[Stored items]
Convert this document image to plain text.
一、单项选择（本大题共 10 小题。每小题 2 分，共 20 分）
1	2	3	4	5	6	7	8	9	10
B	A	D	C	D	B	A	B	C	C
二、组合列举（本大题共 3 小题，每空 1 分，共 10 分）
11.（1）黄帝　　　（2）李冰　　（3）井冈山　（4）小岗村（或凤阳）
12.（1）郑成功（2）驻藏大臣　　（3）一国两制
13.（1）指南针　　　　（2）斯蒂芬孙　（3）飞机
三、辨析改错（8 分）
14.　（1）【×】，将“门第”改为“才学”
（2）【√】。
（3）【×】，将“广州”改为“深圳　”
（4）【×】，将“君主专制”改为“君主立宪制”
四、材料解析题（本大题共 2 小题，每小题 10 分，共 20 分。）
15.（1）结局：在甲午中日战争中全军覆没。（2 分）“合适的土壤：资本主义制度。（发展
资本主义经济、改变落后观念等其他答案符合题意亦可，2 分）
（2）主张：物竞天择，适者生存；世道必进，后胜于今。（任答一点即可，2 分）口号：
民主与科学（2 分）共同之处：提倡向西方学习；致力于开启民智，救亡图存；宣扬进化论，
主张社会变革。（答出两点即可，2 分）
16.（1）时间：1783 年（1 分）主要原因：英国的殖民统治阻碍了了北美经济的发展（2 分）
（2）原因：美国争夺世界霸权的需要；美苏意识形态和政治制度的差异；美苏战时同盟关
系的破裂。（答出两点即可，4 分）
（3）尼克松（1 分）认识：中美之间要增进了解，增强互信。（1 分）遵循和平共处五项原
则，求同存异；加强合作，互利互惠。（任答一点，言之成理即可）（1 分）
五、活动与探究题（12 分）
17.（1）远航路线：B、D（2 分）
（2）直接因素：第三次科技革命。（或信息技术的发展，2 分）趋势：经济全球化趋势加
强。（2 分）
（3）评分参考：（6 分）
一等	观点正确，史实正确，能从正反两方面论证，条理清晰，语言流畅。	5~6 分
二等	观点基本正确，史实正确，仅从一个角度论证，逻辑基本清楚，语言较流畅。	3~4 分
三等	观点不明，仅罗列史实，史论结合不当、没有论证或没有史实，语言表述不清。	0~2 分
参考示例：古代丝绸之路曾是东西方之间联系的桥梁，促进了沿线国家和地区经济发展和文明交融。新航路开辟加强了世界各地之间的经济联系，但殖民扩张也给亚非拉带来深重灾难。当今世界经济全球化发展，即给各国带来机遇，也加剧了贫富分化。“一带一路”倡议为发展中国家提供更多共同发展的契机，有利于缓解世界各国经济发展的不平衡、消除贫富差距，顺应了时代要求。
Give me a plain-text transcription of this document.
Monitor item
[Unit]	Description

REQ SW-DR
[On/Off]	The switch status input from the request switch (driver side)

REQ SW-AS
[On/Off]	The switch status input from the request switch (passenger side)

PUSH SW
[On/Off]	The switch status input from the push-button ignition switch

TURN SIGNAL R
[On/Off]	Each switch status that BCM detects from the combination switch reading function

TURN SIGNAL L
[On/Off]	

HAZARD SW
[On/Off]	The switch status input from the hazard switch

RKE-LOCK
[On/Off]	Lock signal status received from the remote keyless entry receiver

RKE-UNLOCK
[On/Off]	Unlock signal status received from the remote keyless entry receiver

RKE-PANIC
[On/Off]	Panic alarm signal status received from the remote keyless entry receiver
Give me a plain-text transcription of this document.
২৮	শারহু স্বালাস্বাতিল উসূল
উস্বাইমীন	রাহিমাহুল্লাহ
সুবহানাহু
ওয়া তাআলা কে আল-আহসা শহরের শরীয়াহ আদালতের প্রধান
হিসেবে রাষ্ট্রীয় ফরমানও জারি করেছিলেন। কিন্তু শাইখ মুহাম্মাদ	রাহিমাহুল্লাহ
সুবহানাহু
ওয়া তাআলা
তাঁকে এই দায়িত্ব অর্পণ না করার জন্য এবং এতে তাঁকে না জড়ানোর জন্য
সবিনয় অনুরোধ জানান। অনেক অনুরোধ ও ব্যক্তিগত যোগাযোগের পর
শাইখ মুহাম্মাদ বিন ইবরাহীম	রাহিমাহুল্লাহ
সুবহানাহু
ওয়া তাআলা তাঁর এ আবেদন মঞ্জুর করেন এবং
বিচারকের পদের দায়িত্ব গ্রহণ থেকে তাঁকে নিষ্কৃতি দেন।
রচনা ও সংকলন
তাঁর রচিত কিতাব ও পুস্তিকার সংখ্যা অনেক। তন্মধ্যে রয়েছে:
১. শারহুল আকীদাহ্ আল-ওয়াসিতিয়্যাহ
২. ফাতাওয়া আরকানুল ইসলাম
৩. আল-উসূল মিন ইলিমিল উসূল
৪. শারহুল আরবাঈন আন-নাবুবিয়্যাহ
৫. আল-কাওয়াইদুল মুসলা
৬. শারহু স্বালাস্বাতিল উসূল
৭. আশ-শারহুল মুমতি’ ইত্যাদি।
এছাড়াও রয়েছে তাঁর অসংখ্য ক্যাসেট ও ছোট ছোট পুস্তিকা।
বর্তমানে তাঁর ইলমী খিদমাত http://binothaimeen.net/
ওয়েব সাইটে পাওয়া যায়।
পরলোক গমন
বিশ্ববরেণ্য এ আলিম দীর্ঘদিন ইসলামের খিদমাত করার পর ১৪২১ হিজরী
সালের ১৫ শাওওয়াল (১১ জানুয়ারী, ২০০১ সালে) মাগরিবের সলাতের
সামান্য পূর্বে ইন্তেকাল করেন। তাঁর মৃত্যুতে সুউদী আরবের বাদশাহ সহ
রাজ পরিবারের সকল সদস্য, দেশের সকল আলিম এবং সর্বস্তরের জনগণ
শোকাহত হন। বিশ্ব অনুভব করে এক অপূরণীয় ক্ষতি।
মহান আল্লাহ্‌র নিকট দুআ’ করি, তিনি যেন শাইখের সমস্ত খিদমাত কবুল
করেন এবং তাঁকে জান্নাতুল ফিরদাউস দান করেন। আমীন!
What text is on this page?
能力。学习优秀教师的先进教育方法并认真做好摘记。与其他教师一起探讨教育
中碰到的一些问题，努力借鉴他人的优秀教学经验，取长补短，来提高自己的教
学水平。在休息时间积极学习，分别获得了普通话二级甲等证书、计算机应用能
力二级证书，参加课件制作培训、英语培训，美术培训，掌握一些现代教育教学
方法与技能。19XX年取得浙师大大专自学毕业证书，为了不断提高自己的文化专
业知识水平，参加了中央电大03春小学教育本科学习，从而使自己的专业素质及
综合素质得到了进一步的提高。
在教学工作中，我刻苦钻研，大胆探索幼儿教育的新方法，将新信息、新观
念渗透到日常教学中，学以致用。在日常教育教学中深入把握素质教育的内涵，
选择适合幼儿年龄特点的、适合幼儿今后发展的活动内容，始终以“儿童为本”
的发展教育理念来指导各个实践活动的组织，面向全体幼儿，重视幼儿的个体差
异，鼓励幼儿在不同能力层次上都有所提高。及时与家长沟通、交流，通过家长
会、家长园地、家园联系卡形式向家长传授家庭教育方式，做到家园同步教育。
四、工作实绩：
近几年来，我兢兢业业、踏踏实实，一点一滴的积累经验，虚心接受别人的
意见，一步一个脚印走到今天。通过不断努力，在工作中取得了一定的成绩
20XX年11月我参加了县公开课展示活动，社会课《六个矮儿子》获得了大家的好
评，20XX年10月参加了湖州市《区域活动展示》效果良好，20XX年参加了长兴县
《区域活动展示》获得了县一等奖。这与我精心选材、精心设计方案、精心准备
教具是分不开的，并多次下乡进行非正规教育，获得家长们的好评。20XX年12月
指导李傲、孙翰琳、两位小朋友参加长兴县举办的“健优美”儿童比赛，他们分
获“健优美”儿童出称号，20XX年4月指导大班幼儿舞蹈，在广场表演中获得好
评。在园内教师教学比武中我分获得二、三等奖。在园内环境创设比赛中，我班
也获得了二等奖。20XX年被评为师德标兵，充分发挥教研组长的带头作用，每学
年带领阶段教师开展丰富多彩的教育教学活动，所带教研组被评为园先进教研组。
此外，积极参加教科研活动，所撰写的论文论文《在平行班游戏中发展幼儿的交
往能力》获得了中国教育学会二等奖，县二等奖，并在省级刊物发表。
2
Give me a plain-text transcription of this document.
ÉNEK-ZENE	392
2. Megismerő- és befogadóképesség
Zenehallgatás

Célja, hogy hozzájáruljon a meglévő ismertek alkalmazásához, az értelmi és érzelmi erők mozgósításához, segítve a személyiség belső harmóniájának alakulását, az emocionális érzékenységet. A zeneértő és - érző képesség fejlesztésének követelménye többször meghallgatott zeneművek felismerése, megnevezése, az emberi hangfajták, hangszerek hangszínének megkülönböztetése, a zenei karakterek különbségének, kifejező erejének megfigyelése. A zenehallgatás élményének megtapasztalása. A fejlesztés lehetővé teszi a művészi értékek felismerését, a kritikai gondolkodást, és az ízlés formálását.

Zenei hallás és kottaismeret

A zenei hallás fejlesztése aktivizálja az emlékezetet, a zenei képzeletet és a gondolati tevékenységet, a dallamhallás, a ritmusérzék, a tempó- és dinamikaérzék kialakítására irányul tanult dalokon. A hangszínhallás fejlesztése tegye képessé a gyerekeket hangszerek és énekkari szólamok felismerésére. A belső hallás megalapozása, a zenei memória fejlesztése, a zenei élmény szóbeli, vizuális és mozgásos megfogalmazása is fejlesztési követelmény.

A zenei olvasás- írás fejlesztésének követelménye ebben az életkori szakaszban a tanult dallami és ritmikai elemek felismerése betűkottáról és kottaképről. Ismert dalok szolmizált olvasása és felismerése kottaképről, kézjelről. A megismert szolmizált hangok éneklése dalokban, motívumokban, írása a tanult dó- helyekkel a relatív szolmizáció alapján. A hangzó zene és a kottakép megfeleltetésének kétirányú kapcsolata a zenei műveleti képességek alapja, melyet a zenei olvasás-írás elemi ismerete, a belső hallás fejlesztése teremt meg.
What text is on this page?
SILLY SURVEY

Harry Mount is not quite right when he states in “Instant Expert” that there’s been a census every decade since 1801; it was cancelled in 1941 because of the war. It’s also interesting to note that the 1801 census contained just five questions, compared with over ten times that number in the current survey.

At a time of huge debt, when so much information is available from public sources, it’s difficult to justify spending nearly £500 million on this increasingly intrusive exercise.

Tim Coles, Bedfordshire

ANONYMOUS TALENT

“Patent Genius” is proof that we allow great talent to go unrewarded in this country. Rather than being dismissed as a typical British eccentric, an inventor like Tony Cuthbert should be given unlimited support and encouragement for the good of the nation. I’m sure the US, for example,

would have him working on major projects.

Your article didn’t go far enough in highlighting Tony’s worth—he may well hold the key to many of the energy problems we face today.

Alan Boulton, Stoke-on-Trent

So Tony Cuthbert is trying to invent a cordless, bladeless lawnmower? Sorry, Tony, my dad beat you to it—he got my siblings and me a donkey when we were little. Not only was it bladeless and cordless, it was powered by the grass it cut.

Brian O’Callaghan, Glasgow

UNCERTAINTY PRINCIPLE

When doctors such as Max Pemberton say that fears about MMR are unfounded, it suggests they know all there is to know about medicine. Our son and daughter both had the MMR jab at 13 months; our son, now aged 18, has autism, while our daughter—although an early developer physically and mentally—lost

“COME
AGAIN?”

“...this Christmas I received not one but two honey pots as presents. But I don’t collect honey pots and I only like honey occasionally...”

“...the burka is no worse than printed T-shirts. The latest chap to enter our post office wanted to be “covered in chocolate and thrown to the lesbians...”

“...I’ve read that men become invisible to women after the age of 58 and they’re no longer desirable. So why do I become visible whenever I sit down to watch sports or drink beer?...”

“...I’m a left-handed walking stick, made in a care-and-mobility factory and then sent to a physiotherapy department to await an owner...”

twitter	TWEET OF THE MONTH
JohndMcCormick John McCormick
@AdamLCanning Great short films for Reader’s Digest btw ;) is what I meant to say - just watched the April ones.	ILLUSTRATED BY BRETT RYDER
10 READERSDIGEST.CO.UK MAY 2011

- _What the task requires_
Lines that hold "side" are the ones to copy; find all of them.

- _Output of the exercise_
[On/Off]	The switch status input from the request switch (driver side)
[On/Off]	The switch status input from the request switch (passenger side)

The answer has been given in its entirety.